Show every line of the records below that contains the word "southwest".

──────── Provided entries

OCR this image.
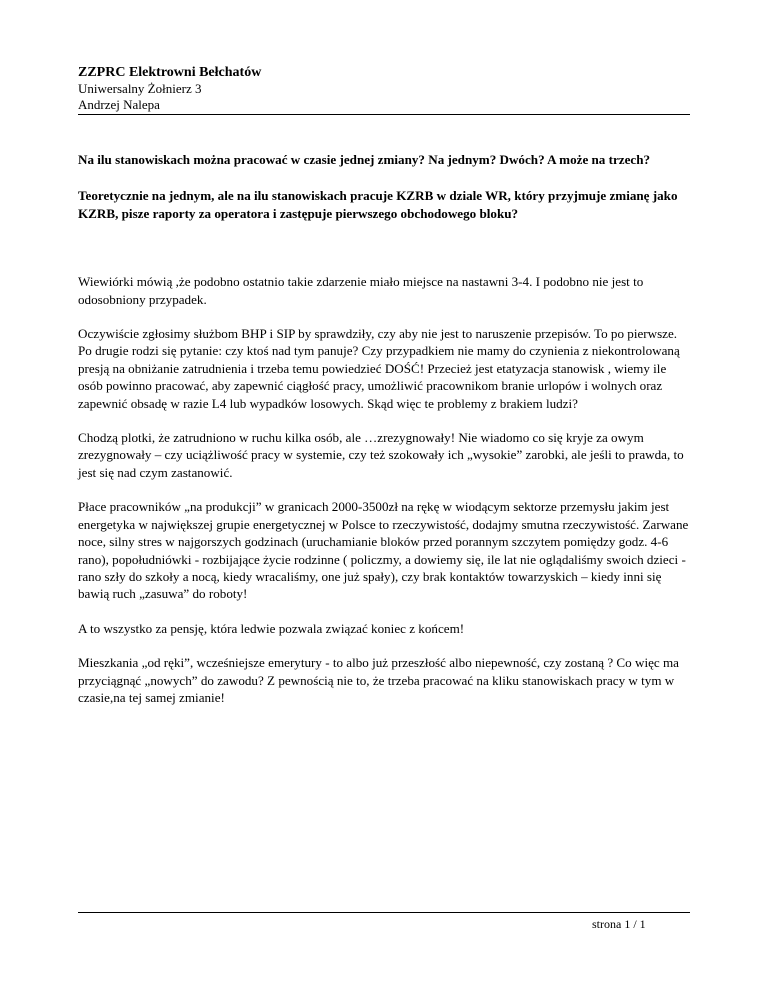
ZZPRC Elektrowni Bełchatów
Uniwersalny Żołnierz 3
Andrzej Nalepa

Na ilu stanowiskach można pracować w czasie jednej zmiany? Na jednym? Dwóch? A może na trzech?

Teoretycznie na jednym, ale na ilu stanowiskach pracuje KZRB w dziale WR, który przyjmuje zmianę jako KZRB, pisze raporty za operatora i zastępuje pierwszego obchodowego bloku?

Wiewiórki mówią ,że podobno ostatnio takie zdarzenie miało miejsce na nastawni 3-4. I podobno nie jest to odosobniony przypadek.

Oczywiście zgłosimy służbom BHP i SIP by sprawdziły, czy aby nie jest to naruszenie przepisów. To po pierwsze. Po drugie rodzi się pytanie: czy ktoś nad tym panuje? Czy przypadkiem nie mamy do czynienia z niekontrolowaną presją na obniżanie zatrudnienia i trzeba temu powiedzieć DOŚĆ! Przecież jest etatyzacja stanowisk , wiemy ile osób powinno pracować, aby zapewnić ciągłość pracy, umożliwić pracownikom branie urlopów i wolnych oraz zapewnić obsadę w razie L4 lub wypadków losowych. Skąd więc te problemy z brakiem ludzi?

Chodzą plotki, że zatrudniono w ruchu kilka osób, ale …zrezygnowały! Nie wiadomo co się kryje za owym zrezygnowały – czy uciążliwość pracy w systemie, czy też szokowały ich „wysokie” zarobki, ale jeśli to prawda, to jest się nad czym zastanowić.

Płace pracowników „na produkcji” w granicach 2000-3500zł na rękę w wiodącym sektorze przemysłu jakim jest energetyka w największej grupie energetycznej w Polsce to rzeczywistość, dodajmy smutna rzeczywistość. Zarwane noce, silny stres w najgorszych godzinach (uruchamianie bloków przed porannym szczytem pomiędzy godz. 4-6 rano), popołudniówki - rozbijające życie rodzinne ( policzmy, a dowiemy się, ile lat nie oglądaliśmy swoich dzieci - rano szły do szkoły a nocą, kiedy wracaliśmy, one już spały), czy brak kontaktów towarzyskich – kiedy inni się bawią ruch „zasuwa” do roboty!

A to wszystko za pensję, która ledwie pozwala związać koniec z końcem!

Mieszkania „od ręki”, wcześniejsze emerytury - to albo już przeszłość albo niepewność, czy zostaną ? Co więc ma przyciągnąć „nowych” do zawodu? Z pewnością nie to, że trzeba pracować na kliku stanowiskach pracy w tym w czasie,na tej samej zmianie!

strona 1 / 1
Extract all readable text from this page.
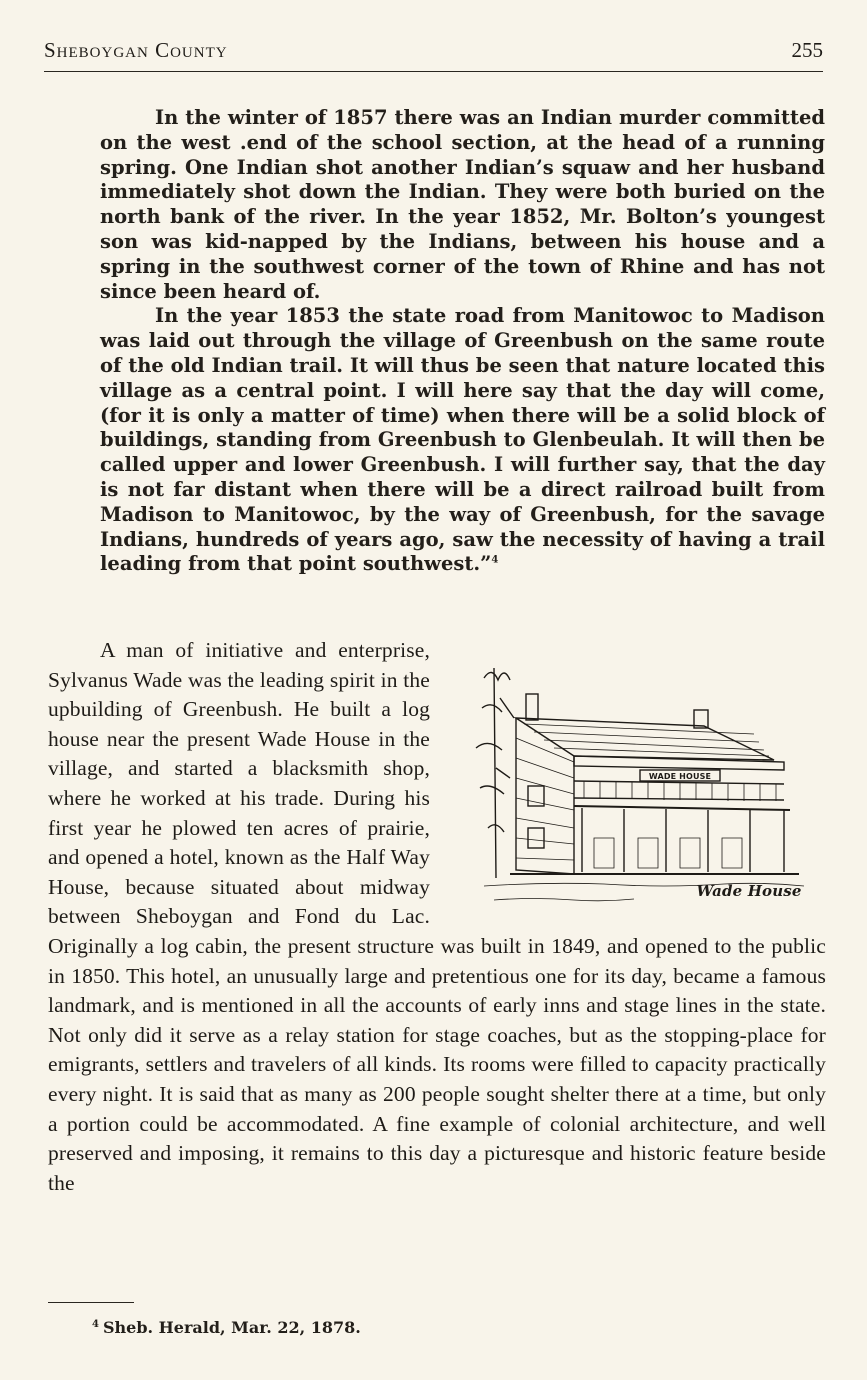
Sheboygan County	255

In the winter of 1857 there was an Indian murder committed on the west .end of the school section, at the head of a running spring. One Indian shot another Indian’s squaw and her husband immediately shot down the Indian. They were both buried on the north bank of the river. In the year 1852, Mr. Bolton’s youngest son was kid-napped by the Indians, between his house and a spring in the southwest corner of the town of Rhine and has not since been heard of.

In the year 1853 the state road from Manitowoc to Madison was laid out through the village of Greenbush on the same route of the old Indian trail. It will thus be seen that nature located this village as a central point. I will here say that the day will come, (for it is only a matter of time) when there will be a solid block of buildings, standing from Greenbush to Glenbeulah. It will then be called upper and lower Greenbush. I will further say, that the day is not far distant when there will be a direct railroad built from Madison to Manitowoc, by the way of Greenbush, for the savage Indians, hundreds of years ago, saw the necessity of having a trail leading from that point southwest.”$^4$

WADE HOUSE
Wade House
A man of initiative and enterprise, Sylvanus Wade was the leading spirit in the upbuilding of Greenbush. He built a log house near the present Wade House in the village, and started a blacksmith shop, where he worked at his trade. During his first year he plowed ten acres of prairie, and opened a hotel, known as the Half Way House, because situated about midway between Sheboygan and Fond du Lac. Originally a log cabin, the present structure was built in 1849, and opened to the public in 1850. This hotel, an unusually large and pretentious one for its day, became a famous landmark, and is mentioned in all the accounts of early inns and stage lines in the state. Not only did it serve as a relay station for stage coaches, but as the stopping-place for emigrants, settlers and travelers of all kinds. Its rooms were filled to capacity practically every night. It is said that as many as 200 people sought shelter there at a time, but only a portion could be accommodated. A fine example of colonial architecture, and well preserved and imposing, it remains to this day a picturesque and historic feature beside the

$^4$ Sheb. Herald, Mar. 22, 1878.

────────────────

Task answer:
In the winter of 1857 there was an Indian murder committed on the west .end of the school section, at the head of a running spring. One Indian shot another Indian’s squaw and her husband immediately shot down the Indian. They were both buried on the north bank of the river. In the year 1852, Mr. Bolton’s youngest son was kid-napped by the Indians, between his house and a spring in the southwest corner of the town of Rhine and has not since been heard of.
In the year 1853 the state road from Manitowoc to Madison was laid out through the village of Greenbush on the same route of the old Indian trail. It will thus be seen that nature located this village as a central point. I will here say that the day will come, (for it is only a matter of time) when there will be a solid block of buildings, standing from Greenbush to Glenbeulah. It will then be called upper and lower Greenbush. I will further say, that the day is not far distant when there will be a direct railroad built from Madison to Manitowoc, by the way of Greenbush, for the savage Indians, hundreds of years ago, saw the necessity of having a trail leading from that point southwest.”$^4$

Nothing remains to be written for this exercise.